Count how many lines include "populates" and answer with that number only.

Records
**********
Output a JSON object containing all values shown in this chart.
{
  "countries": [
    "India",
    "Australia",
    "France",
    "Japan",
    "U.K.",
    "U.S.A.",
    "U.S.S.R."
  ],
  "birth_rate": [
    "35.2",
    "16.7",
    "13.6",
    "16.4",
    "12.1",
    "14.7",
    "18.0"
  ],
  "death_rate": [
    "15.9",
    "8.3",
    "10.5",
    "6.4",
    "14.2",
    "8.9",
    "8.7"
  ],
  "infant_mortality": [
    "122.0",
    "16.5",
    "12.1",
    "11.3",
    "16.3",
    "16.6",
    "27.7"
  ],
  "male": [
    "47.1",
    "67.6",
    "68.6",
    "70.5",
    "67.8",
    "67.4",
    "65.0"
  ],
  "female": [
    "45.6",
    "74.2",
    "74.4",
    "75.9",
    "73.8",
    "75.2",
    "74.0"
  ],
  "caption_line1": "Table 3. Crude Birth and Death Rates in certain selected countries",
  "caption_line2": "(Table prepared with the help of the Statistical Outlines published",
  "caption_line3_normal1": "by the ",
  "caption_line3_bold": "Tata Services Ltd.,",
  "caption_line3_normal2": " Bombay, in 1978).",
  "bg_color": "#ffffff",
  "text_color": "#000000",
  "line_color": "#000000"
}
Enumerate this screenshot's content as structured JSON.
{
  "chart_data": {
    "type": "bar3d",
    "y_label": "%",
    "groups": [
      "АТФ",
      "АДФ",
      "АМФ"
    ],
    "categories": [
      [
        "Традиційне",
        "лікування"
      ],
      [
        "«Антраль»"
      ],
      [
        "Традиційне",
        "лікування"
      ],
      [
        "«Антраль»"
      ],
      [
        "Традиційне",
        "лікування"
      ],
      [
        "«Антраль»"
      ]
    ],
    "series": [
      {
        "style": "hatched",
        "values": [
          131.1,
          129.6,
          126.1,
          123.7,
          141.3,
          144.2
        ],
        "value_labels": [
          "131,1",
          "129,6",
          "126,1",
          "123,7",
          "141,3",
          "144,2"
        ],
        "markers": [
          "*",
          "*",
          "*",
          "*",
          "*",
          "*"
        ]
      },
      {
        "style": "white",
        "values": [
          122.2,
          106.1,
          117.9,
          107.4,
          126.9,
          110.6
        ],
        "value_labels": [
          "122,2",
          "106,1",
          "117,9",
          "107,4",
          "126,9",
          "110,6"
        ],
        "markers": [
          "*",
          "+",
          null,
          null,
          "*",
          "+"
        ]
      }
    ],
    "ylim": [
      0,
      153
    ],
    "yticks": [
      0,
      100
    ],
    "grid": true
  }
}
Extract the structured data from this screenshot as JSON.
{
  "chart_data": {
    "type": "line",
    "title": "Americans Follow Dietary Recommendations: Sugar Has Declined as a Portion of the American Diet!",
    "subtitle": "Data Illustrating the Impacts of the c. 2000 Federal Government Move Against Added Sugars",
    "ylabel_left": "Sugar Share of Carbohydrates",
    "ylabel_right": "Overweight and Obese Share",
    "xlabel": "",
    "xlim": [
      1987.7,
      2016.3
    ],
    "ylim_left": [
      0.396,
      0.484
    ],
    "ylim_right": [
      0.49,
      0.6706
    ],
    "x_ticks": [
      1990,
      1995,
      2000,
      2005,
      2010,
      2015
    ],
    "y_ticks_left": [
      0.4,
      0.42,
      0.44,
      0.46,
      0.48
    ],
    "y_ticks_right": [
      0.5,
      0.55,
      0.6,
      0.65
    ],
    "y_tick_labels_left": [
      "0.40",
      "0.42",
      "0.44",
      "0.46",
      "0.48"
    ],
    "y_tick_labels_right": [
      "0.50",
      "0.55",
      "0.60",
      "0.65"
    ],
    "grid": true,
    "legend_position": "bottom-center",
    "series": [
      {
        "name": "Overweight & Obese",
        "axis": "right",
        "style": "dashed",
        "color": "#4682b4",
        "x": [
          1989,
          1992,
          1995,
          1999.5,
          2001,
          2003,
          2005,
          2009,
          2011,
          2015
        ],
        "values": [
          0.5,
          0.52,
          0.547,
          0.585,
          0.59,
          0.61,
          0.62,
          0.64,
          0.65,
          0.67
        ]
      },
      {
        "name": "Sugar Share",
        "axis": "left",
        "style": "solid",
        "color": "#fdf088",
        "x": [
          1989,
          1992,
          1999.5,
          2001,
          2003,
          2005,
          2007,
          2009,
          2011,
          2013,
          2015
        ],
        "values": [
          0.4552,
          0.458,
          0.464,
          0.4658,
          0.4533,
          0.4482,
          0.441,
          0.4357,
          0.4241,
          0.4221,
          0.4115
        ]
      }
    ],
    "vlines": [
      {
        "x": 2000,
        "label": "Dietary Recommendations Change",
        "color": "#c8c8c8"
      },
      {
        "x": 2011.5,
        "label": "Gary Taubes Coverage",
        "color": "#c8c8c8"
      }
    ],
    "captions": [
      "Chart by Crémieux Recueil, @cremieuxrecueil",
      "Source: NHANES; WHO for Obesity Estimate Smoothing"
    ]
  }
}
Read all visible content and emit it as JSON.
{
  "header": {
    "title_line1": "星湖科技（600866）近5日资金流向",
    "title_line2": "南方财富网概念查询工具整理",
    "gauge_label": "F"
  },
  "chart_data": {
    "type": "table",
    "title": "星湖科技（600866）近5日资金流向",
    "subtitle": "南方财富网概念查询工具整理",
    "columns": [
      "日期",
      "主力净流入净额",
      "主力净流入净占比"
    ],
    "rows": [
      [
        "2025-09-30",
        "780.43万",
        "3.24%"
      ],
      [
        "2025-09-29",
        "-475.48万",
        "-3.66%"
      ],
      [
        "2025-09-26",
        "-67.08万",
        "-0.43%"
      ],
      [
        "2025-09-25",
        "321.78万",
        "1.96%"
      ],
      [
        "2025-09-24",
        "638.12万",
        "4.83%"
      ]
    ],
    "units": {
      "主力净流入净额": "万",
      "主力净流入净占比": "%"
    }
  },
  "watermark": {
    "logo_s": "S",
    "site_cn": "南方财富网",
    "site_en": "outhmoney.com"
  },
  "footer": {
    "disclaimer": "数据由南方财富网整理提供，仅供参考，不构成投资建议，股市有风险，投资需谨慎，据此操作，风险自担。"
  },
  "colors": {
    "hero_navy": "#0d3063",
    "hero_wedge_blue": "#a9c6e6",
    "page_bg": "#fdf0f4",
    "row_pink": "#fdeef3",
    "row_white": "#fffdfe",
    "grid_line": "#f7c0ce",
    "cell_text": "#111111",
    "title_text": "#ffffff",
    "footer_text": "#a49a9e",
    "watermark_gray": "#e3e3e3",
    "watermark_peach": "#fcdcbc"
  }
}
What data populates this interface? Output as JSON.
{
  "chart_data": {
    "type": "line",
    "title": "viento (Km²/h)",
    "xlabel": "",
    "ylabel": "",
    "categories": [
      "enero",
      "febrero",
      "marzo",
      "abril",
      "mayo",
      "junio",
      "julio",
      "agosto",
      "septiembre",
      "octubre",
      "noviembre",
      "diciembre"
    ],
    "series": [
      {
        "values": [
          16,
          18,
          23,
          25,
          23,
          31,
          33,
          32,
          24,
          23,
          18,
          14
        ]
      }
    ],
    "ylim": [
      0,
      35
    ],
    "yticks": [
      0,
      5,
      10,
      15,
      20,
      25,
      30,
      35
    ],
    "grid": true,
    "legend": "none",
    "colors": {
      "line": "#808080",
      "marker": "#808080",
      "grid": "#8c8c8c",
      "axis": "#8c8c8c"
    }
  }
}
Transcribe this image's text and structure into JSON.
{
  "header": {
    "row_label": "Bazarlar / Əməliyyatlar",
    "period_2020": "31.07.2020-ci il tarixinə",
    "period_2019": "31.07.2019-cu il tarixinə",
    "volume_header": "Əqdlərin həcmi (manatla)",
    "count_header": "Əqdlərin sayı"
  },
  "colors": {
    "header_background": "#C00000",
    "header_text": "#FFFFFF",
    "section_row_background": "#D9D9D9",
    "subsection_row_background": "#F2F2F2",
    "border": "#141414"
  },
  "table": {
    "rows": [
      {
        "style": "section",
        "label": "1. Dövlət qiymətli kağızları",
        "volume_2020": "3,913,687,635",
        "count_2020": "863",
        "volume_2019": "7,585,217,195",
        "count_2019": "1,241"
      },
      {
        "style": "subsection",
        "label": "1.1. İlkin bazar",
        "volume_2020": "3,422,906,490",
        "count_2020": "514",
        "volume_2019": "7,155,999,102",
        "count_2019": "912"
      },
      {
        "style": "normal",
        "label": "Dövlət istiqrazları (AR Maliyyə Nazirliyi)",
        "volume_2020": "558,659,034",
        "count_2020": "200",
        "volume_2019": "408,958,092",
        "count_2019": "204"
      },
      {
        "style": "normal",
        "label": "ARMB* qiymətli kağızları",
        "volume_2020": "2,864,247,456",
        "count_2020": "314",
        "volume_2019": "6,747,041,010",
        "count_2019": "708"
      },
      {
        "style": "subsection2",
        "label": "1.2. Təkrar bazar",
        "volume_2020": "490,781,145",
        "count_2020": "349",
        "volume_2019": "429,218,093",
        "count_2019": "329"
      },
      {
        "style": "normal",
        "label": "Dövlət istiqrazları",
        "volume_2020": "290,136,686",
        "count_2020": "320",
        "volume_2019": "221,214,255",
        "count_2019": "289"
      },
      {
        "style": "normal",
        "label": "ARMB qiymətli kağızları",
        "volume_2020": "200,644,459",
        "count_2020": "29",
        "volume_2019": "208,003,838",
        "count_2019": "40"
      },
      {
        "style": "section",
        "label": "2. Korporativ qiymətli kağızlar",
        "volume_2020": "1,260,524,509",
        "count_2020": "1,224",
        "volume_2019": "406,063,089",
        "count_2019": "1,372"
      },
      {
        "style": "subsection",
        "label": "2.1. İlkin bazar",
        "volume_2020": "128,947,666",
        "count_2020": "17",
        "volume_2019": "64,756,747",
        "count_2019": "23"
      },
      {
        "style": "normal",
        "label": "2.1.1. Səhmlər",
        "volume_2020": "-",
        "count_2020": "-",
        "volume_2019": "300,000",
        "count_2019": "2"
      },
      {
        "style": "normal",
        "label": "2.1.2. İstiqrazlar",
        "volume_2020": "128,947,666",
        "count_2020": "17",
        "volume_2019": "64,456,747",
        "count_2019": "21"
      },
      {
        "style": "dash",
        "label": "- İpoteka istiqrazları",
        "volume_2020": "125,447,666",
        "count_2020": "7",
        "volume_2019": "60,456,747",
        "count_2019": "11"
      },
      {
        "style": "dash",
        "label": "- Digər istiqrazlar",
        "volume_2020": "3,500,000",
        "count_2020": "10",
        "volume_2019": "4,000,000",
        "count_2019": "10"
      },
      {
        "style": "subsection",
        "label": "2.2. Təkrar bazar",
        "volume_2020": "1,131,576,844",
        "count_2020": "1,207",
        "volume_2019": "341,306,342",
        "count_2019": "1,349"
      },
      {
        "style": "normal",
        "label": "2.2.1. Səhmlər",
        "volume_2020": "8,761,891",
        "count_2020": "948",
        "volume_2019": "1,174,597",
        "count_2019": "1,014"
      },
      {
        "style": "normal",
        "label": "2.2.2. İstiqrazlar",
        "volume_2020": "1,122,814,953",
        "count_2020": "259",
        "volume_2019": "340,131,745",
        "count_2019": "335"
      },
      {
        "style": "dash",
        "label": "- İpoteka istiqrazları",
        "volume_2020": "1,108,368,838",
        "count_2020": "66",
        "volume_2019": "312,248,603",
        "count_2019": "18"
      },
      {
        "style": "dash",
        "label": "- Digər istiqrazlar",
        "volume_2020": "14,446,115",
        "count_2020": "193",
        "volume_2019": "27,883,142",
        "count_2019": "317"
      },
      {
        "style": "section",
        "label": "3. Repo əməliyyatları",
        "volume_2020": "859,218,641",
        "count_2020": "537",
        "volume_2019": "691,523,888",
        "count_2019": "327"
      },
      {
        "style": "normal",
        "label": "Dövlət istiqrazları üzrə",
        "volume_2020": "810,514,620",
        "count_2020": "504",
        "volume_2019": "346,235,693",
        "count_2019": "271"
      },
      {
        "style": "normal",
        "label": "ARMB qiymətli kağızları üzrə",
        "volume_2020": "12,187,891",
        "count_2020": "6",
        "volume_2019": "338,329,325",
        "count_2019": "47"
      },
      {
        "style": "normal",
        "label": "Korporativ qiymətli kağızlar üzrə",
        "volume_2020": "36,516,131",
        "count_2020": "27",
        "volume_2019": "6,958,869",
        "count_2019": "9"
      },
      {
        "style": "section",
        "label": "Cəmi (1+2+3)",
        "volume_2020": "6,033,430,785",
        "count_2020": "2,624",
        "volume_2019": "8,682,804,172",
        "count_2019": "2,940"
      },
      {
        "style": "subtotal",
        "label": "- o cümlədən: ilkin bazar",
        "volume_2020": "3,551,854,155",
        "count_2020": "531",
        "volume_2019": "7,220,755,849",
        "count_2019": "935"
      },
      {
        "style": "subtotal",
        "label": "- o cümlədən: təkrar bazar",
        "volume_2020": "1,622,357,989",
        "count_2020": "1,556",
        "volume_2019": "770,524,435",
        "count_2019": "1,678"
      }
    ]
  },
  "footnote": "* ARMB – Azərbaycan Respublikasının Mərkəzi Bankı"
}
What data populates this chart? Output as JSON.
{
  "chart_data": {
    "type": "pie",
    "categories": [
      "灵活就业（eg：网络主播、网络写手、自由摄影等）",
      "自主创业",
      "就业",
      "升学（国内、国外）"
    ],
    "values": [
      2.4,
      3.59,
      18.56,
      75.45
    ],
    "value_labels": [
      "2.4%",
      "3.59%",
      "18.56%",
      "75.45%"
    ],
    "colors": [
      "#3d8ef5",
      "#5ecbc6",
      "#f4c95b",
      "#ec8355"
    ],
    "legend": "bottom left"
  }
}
**********
■ **RESULT FOR THIS EXERCISE**
2